*Records for the task*.
— begin —
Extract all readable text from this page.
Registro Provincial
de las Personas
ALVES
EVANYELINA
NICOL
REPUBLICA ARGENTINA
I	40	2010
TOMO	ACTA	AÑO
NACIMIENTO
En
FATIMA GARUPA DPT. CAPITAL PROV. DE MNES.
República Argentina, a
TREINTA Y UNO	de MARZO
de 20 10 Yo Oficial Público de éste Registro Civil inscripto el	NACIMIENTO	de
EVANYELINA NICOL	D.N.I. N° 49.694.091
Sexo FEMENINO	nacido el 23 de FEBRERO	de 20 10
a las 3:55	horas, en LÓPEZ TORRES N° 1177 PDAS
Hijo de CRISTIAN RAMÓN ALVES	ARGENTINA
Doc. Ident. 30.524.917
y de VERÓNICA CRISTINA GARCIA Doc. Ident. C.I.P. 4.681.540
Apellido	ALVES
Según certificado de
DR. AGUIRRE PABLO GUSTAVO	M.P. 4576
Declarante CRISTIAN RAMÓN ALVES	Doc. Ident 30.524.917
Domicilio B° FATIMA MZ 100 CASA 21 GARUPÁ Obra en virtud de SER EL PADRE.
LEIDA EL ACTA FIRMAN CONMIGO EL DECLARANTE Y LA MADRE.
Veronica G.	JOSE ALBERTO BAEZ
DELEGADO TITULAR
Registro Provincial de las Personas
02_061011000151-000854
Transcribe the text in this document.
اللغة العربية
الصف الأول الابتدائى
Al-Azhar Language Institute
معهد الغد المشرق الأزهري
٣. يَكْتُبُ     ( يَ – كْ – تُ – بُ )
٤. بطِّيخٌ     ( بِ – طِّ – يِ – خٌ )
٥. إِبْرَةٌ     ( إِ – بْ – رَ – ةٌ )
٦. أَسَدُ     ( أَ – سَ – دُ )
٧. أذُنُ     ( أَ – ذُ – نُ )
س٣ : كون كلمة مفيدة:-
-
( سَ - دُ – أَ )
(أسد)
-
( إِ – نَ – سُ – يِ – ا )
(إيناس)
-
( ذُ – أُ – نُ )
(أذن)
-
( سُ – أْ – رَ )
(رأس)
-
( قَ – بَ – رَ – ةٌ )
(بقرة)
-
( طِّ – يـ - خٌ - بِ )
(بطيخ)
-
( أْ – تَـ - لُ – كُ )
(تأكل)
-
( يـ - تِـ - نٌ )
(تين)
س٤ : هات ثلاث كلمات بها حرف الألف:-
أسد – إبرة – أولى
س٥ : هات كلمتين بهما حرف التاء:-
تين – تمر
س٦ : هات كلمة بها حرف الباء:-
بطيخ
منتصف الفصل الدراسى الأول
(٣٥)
— end —
*What is required*. Pull out every line of the records that includes the string "EVANYELINA".

*Output of the exercise*.
EVANYELINA
EVANYELINA NICOL	D.N.I. N° 49.694.091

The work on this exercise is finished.